• **Exercise aim**: Using the material that follows, identify and copy each line with the string "received".

• **Record extracts**:
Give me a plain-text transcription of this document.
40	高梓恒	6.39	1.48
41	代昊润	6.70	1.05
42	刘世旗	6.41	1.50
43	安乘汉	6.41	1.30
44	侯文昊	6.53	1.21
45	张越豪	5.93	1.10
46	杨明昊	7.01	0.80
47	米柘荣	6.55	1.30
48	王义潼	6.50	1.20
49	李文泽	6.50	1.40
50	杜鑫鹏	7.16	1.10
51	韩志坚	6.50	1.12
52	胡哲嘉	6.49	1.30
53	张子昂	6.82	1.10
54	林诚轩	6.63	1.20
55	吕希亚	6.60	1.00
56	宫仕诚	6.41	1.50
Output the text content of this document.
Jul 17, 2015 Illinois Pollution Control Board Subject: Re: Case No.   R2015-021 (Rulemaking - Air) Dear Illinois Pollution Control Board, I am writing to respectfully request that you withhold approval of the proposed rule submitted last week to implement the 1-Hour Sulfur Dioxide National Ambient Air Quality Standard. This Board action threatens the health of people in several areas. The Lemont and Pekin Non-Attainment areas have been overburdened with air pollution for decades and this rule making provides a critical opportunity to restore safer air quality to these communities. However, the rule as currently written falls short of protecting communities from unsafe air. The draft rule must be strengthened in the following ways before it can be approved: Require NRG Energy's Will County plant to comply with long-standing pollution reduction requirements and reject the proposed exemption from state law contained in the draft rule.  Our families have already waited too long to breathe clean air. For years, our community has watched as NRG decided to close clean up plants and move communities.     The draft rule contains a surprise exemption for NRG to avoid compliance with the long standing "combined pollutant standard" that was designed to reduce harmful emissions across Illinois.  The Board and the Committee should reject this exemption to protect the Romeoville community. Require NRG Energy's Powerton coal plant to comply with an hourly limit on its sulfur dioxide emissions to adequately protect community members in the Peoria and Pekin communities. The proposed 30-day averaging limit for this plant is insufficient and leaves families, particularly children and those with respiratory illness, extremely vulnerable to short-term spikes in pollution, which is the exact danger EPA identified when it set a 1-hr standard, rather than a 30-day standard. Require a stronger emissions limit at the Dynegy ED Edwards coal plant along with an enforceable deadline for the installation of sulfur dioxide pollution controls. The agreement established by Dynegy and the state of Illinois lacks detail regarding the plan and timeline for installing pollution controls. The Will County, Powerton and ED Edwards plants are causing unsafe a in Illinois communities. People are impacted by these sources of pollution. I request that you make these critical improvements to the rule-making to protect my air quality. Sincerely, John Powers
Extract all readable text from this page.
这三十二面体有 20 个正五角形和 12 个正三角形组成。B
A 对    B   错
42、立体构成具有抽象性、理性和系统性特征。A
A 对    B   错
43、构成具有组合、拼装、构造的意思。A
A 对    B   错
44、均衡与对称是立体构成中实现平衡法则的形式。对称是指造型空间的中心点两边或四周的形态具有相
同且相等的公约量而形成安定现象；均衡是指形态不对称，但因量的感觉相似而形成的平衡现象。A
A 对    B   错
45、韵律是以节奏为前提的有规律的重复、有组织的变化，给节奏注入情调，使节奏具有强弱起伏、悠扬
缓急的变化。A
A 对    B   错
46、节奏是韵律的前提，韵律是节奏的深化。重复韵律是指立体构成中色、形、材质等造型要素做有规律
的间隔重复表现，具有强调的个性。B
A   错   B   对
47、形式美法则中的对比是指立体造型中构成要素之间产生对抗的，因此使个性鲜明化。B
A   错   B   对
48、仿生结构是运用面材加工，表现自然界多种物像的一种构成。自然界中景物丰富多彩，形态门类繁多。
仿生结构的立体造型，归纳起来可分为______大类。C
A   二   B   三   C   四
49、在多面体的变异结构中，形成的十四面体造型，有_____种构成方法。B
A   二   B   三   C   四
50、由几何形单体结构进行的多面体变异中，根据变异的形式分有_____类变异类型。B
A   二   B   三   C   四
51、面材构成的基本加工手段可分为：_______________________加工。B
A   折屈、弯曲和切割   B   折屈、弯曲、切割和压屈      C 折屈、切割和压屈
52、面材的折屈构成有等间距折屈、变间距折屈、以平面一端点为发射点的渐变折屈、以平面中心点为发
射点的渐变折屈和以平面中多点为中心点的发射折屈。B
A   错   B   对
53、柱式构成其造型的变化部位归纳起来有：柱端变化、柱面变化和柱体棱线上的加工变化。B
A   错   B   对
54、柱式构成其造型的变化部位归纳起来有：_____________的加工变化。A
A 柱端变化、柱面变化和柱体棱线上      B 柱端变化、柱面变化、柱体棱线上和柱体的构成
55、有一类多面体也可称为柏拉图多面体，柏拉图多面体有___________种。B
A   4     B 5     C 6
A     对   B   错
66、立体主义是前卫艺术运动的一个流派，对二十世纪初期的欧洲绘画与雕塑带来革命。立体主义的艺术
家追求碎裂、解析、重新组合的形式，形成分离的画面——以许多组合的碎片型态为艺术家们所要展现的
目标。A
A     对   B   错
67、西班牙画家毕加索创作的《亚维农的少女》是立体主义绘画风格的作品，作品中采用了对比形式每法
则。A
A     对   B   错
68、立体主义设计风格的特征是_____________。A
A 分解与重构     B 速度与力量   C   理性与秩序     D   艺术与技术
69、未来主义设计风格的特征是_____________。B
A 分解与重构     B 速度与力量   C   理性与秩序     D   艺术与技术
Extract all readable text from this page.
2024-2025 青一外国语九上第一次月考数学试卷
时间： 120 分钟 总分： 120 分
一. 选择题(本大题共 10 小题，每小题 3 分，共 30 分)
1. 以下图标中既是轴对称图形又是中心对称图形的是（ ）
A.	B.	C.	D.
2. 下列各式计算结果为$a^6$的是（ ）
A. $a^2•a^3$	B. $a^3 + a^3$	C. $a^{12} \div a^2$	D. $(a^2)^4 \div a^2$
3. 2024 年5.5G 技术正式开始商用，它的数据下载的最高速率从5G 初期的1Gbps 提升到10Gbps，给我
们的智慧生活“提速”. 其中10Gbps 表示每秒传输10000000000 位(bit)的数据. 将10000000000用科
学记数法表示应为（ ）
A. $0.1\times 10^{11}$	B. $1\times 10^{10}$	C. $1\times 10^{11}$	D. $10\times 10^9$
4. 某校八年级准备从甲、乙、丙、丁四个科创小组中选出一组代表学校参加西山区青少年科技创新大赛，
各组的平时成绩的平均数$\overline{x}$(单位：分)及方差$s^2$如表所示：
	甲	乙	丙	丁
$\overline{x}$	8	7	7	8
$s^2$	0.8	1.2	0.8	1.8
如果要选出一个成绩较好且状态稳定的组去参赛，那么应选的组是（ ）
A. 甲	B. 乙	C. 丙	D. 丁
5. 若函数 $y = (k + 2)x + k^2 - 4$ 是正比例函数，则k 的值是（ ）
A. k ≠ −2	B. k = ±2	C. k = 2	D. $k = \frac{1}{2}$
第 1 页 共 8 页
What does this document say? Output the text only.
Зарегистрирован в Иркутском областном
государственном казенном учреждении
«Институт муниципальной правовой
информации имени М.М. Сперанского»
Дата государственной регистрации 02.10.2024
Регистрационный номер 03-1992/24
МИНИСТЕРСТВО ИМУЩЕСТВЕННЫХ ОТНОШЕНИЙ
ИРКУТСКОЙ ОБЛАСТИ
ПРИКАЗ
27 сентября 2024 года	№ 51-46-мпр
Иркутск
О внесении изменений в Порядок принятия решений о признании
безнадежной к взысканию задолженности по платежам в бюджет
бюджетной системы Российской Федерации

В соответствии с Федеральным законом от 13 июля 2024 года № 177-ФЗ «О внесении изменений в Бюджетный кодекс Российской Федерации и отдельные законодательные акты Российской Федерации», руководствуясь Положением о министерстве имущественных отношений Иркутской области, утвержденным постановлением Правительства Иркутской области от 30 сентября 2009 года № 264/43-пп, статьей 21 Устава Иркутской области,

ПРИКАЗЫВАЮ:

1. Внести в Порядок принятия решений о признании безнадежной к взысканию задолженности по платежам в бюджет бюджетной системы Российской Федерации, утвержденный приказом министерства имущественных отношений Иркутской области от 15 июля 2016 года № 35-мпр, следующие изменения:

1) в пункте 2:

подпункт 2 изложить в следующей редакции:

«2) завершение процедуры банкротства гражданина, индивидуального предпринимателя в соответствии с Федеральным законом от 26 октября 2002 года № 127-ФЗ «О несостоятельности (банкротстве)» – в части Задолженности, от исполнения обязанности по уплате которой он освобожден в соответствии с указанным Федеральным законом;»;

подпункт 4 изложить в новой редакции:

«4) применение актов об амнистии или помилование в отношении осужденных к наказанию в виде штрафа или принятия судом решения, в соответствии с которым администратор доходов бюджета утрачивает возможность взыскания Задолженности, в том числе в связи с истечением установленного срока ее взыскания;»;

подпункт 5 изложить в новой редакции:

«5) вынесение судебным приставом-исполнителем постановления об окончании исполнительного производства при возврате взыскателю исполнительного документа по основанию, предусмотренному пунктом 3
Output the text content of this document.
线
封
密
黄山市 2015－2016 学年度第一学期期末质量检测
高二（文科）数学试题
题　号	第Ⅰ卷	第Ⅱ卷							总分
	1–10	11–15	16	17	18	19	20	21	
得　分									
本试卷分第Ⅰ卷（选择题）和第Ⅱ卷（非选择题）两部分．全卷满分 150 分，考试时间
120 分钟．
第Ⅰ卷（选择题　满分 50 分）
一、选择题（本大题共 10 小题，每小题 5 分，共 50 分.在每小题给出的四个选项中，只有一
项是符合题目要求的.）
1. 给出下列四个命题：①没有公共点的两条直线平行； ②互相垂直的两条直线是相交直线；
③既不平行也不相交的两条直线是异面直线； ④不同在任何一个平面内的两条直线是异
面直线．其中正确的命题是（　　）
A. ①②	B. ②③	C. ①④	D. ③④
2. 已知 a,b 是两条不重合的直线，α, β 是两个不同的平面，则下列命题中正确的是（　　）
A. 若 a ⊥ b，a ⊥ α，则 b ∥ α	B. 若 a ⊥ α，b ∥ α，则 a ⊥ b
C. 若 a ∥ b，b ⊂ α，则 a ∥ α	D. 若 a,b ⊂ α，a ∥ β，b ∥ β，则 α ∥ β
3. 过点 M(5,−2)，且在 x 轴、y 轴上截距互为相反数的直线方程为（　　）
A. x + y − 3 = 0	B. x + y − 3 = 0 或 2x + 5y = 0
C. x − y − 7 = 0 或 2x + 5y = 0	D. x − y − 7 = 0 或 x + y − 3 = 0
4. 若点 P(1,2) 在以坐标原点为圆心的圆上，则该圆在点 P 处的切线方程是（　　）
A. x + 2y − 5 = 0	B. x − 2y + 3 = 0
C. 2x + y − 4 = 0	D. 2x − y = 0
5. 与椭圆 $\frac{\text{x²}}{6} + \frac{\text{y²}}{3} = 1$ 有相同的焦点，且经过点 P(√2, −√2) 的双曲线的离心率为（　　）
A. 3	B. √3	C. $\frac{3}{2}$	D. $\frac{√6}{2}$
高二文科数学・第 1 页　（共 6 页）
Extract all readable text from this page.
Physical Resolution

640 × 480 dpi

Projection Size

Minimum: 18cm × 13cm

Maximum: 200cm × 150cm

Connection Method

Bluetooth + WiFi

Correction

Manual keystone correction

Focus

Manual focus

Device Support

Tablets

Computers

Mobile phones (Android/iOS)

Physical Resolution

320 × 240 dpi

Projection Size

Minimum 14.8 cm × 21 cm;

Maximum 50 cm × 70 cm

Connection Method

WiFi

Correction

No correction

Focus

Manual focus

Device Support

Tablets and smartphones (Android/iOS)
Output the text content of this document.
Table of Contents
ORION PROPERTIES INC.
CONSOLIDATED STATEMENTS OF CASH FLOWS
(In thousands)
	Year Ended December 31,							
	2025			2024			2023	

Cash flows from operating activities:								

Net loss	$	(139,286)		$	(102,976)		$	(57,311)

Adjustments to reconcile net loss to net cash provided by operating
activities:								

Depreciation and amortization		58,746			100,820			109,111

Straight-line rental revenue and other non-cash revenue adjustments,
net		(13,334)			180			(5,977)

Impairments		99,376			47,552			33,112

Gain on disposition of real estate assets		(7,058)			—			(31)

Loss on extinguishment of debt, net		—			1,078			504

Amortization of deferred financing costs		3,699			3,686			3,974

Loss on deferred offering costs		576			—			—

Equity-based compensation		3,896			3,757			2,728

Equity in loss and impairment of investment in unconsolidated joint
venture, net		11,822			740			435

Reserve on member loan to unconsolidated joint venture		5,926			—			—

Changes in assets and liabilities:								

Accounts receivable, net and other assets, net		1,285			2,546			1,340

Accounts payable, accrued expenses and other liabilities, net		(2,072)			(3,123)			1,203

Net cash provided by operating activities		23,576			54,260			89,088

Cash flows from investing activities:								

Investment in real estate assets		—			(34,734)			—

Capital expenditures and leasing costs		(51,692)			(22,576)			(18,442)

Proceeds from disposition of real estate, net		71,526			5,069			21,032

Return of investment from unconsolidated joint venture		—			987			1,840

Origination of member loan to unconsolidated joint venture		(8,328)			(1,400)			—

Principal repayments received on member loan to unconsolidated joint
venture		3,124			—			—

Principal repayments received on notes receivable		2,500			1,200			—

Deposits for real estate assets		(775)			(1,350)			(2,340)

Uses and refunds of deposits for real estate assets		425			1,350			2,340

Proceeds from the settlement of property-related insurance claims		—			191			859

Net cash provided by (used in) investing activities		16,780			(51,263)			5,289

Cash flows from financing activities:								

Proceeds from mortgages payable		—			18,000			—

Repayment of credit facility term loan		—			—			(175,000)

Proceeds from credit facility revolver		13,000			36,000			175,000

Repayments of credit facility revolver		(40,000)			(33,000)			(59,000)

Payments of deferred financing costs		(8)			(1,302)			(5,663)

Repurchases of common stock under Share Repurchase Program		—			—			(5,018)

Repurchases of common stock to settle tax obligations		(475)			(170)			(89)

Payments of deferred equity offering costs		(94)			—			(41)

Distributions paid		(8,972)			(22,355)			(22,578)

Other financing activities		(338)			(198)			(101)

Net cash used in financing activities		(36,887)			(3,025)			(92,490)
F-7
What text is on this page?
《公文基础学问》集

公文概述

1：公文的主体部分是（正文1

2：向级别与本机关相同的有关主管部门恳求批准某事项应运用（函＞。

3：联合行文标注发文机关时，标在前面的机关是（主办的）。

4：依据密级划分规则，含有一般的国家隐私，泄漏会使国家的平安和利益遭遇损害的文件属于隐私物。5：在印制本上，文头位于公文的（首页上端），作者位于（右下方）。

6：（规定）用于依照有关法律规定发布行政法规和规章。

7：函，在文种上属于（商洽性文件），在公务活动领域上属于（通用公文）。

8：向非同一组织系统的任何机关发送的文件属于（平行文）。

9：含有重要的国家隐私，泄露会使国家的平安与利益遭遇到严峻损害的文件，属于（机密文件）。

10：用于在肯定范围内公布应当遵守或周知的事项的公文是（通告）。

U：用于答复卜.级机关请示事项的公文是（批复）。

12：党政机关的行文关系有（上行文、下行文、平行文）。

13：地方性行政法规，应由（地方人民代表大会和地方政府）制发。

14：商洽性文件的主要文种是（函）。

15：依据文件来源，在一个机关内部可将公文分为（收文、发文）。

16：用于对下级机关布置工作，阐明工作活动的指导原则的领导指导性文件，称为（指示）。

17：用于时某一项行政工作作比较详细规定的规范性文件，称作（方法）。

• **Exercise solution**:
Principal repayments received on member loan to unconsolidated joint
Principal repayments received on notes receivable		2,500			1,200			—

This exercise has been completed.